(Collection entries)
□ □ □ □ □

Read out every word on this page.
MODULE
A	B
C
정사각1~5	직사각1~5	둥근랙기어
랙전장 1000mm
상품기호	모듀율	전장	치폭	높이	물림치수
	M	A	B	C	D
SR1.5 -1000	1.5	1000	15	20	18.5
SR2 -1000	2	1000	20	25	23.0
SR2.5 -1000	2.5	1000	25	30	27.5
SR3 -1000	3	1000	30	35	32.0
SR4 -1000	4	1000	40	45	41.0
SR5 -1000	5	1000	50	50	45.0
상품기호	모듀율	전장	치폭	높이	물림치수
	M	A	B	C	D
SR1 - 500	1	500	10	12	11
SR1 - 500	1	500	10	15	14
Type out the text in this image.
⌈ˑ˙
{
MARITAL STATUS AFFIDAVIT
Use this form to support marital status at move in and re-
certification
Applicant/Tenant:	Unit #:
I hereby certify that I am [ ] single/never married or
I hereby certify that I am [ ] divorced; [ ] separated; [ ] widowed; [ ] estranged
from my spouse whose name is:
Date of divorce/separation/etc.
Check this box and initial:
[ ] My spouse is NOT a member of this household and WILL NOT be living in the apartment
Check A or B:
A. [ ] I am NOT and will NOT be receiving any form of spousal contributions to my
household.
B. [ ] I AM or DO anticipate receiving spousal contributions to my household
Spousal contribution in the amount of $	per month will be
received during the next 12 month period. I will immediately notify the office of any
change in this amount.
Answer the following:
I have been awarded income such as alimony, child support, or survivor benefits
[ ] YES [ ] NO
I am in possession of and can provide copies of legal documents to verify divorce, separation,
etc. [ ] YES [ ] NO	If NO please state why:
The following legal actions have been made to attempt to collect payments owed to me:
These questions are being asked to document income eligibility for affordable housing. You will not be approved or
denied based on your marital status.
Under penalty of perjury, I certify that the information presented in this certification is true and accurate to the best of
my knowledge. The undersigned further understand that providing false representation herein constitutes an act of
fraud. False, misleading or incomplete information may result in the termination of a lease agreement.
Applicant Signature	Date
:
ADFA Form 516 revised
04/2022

□ □ □ □ □

◆ Requirement ◆
From the entries above, copy out every line where the string "month" appears.

◆ Task output ◆
Spousal contribution in the amount of $	per month will be
received during the next 12 month period. I will immediately notify the office of any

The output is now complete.